● **Description of the task**: Each entry below is to be transcribed exactly.
----
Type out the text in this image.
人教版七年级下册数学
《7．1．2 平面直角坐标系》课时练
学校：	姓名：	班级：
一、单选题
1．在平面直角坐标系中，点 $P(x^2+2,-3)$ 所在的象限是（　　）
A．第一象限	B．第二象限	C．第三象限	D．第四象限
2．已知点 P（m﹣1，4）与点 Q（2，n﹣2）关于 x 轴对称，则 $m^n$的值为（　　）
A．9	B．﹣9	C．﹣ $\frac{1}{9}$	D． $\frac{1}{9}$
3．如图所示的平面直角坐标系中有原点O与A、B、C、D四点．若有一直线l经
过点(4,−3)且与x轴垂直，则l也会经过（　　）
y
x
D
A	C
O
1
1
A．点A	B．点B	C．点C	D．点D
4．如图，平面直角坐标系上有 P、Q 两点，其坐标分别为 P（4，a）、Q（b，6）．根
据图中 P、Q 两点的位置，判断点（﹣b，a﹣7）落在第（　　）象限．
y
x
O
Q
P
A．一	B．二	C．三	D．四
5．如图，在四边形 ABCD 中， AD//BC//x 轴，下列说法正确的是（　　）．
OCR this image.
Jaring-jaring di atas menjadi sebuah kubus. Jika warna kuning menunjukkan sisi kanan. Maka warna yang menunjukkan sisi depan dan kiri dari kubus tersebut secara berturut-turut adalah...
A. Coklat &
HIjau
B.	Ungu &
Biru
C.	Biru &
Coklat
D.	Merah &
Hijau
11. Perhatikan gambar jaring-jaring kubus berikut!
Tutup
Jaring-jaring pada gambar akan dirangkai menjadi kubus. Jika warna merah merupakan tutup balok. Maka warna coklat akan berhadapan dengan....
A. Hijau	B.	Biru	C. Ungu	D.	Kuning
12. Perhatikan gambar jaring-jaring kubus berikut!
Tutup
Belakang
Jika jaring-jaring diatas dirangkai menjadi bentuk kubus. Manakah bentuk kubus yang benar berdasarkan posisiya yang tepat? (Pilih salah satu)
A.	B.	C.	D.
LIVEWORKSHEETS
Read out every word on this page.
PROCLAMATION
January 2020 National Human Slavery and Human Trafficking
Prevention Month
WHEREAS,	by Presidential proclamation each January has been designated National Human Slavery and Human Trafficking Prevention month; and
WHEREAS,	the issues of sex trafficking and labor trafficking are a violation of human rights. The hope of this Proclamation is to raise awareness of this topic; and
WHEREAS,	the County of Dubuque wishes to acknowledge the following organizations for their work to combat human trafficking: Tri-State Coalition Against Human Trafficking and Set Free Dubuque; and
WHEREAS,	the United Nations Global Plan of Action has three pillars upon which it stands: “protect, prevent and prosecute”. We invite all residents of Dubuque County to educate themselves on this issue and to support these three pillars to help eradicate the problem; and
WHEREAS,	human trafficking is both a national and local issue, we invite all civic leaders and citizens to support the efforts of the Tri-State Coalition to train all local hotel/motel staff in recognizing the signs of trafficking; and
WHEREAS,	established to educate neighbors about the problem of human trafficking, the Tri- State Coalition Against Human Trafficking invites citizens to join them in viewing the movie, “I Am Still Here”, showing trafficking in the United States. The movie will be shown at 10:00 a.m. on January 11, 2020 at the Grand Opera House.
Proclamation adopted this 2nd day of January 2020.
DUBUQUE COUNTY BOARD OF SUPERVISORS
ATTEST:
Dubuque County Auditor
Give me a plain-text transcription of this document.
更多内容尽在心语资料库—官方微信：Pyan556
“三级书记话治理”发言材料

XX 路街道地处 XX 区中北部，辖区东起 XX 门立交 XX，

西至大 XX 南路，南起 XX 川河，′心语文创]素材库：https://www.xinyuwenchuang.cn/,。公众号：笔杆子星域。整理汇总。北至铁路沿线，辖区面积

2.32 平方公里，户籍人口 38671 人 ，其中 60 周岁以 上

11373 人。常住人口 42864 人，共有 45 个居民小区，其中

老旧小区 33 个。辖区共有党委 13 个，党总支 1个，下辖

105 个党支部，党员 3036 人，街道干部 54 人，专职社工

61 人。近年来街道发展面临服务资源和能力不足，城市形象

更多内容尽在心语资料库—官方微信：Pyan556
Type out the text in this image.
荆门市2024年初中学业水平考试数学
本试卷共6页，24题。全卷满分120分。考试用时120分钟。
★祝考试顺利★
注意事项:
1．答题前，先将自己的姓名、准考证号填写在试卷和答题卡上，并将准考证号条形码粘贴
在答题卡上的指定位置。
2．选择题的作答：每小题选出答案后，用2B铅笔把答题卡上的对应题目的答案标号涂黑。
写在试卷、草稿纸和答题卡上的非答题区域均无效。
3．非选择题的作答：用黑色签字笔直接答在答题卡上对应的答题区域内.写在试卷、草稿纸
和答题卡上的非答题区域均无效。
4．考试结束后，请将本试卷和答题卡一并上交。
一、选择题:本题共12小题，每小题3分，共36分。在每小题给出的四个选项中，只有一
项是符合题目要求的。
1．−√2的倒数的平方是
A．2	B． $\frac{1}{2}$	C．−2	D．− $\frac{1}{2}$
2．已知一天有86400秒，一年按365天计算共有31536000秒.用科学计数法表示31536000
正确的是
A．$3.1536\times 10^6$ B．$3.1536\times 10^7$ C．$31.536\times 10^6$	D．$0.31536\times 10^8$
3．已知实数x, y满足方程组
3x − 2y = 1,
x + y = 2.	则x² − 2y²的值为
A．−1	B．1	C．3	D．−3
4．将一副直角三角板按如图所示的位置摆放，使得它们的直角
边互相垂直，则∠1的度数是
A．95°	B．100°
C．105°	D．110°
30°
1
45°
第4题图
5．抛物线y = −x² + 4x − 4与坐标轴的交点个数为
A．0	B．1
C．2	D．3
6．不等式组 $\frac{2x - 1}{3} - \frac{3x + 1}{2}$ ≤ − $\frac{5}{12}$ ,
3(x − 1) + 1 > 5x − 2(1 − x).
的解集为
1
----
● **Solution for this task**:
Type out the text in this image.
人教版七年级下册数学
《7．1．2 平面直角坐标系》课时练
学校：	姓名：	班级：
一、单选题
1．在平面直角坐标系中，点 $P(x^2+2,-3)$ 所在的象限是（　　）
A．第一象限	B．第二象限	C．第三象限	D．第四象限
2．已知点 P（m﹣1，4）与点 Q（2，n﹣2）关于 x 轴对称，则 $m^n$的值为（　　）
A．9	B．﹣9	C．﹣ $\frac{1}{9}$	D． $\frac{1}{9}$
3．如图所示的平面直角坐标系中有原点O与A、B、C、D四点．若有一直线l经
过点(4,−3)且与x轴垂直，则l也会经过（　　）
y
x
D
A	C
O
1
1
A．点A	B．点B	C．点C	D．点D
4．如图，平面直角坐标系上有 P、Q 两点，其坐标分别为 P（4，a）、Q（b，6）．根
据图中 P、Q 两点的位置，判断点（﹣b，a﹣7）落在第（　　）象限．
y
x
O
Q
P
A．一	B．二	C．三	D．四
5．如图，在四边形 ABCD 中， AD//BC//x 轴，下列说法正确的是（　　）．
OCR this image.
Jaring-jaring di atas menjadi sebuah kubus. Jika warna kuning menunjukkan sisi kanan. Maka warna yang menunjukkan sisi depan dan kiri dari kubus tersebut secara berturut-turut adalah...
A. Coklat &
HIjau
B.	Ungu &
Biru
C.	Biru &
Coklat
D.	Merah &
Hijau
11. Perhatikan gambar jaring-jaring kubus berikut!
Tutup
Jaring-jaring pada gambar akan dirangkai menjadi kubus. Jika warna merah merupakan tutup balok. Maka warna coklat akan berhadapan dengan....
A. Hijau	B.	Biru	C. Ungu	D.	Kuning
12. Perhatikan gambar jaring-jaring kubus berikut!
Tutup
Belakang
Jika jaring-jaring diatas dirangkai menjadi bentuk kubus. Manakah bentuk kubus yang benar berdasarkan posisiya yang tepat? (Pilih salah satu)
A.	B.	C.	D.
LIVEWORKSHEETS
Read out every word on this page.
PROCLAMATION
January 2020 National Human Slavery and Human Trafficking
Prevention Month
WHEREAS,	by Presidential proclamation each January has been designated National Human Slavery and Human Trafficking Prevention month; and
WHEREAS,	the issues of sex trafficking and labor trafficking are a violation of human rights. The hope of this Proclamation is to raise awareness of this topic; and
WHEREAS,	the County of Dubuque wishes to acknowledge the following organizations for their work to combat human trafficking: Tri-State Coalition Against Human Trafficking and Set Free Dubuque; and
WHEREAS,	the United Nations Global Plan of Action has three pillars upon which it stands: “protect, prevent and prosecute”. We invite all residents of Dubuque County to educate themselves on this issue and to support these three pillars to help eradicate the problem; and
WHEREAS,	human trafficking is both a national and local issue, we invite all civic leaders and citizens to support the efforts of the Tri-State Coalition to train all local hotel/motel staff in recognizing the signs of trafficking; and
WHEREAS,	established to educate neighbors about the problem of human trafficking, the Tri- State Coalition Against Human Trafficking invites citizens to join them in viewing the movie, “I Am Still Here”, showing trafficking in the United States. The movie will be shown at 10:00 a.m. on January 11, 2020 at the Grand Opera House.
Proclamation adopted this 2nd day of January 2020.
DUBUQUE COUNTY BOARD OF SUPERVISORS
ATTEST:
Dubuque County Auditor
Give me a plain-text transcription of this document.
更多内容尽在心语资料库—官方微信：Pyan556
“三级书记话治理”发言材料

XX 路街道地处 XX 区中北部，辖区东起 XX 门立交 XX，

西至大 XX 南路，南起 XX 川河，′心语文创]素材库：https://www.xinyuwenchuang.cn/,。公众号：笔杆子星域。整理汇总。北至铁路沿线，辖区面积

2.32 平方公里，户籍人口 38671 人 ，其中 60 周岁以 上

11373 人。常住人口 42864 人，共有 45 个居民小区，其中

老旧小区 33 个。辖区共有党委 13 个，党总支 1个，下辖

105 个党支部，党员 3036 人，街道干部 54 人，专职社工

61 人。近年来街道发展面临服务资源和能力不足，城市形象

更多内容尽在心语资料库—官方微信：Pyan556
Type out the text in this image.
荆门市2024年初中学业水平考试数学
本试卷共6页，24题。全卷满分120分。考试用时120分钟。
★祝考试顺利★
注意事项:
1．答题前，先将自己的姓名、准考证号填写在试卷和答题卡上，并将准考证号条形码粘贴
在答题卡上的指定位置。
2．选择题的作答：每小题选出答案后，用2B铅笔把答题卡上的对应题目的答案标号涂黑。
写在试卷、草稿纸和答题卡上的非答题区域均无效。
3．非选择题的作答：用黑色签字笔直接答在答题卡上对应的答题区域内.写在试卷、草稿纸
和答题卡上的非答题区域均无效。
4．考试结束后，请将本试卷和答题卡一并上交。
一、选择题:本题共12小题，每小题3分，共36分。在每小题给出的四个选项中，只有一
项是符合题目要求的。
1．−√2的倒数的平方是
A．2	B． $\frac{1}{2}$	C．−2	D．− $\frac{1}{2}$
2．已知一天有86400秒，一年按365天计算共有31536000秒.用科学计数法表示31536000
正确的是
A．$3.1536\times 10^6$ B．$3.1536\times 10^7$ C．$31.536\times 10^6$	D．$0.31536\times 10^8$
3．已知实数x, y满足方程组
3x − 2y = 1,
x + y = 2.	则x² − 2y²的值为
A．−1	B．1	C．3	D．−3
4．将一副直角三角板按如图所示的位置摆放，使得它们的直角
边互相垂直，则∠1的度数是
A．95°	B．100°
C．105°	D．110°
30°
1
45°
第4题图
5．抛物线y = −x² + 4x − 4与坐标轴的交点个数为
A．0	B．1
C．2	D．3
6．不等式组 $\frac{2x - 1}{3} - \frac{3x + 1}{2}$ ≤ − $\frac{5}{12}$ ,
3(x − 1) + 1 > 5x − 2(1 − x).
的解集为
1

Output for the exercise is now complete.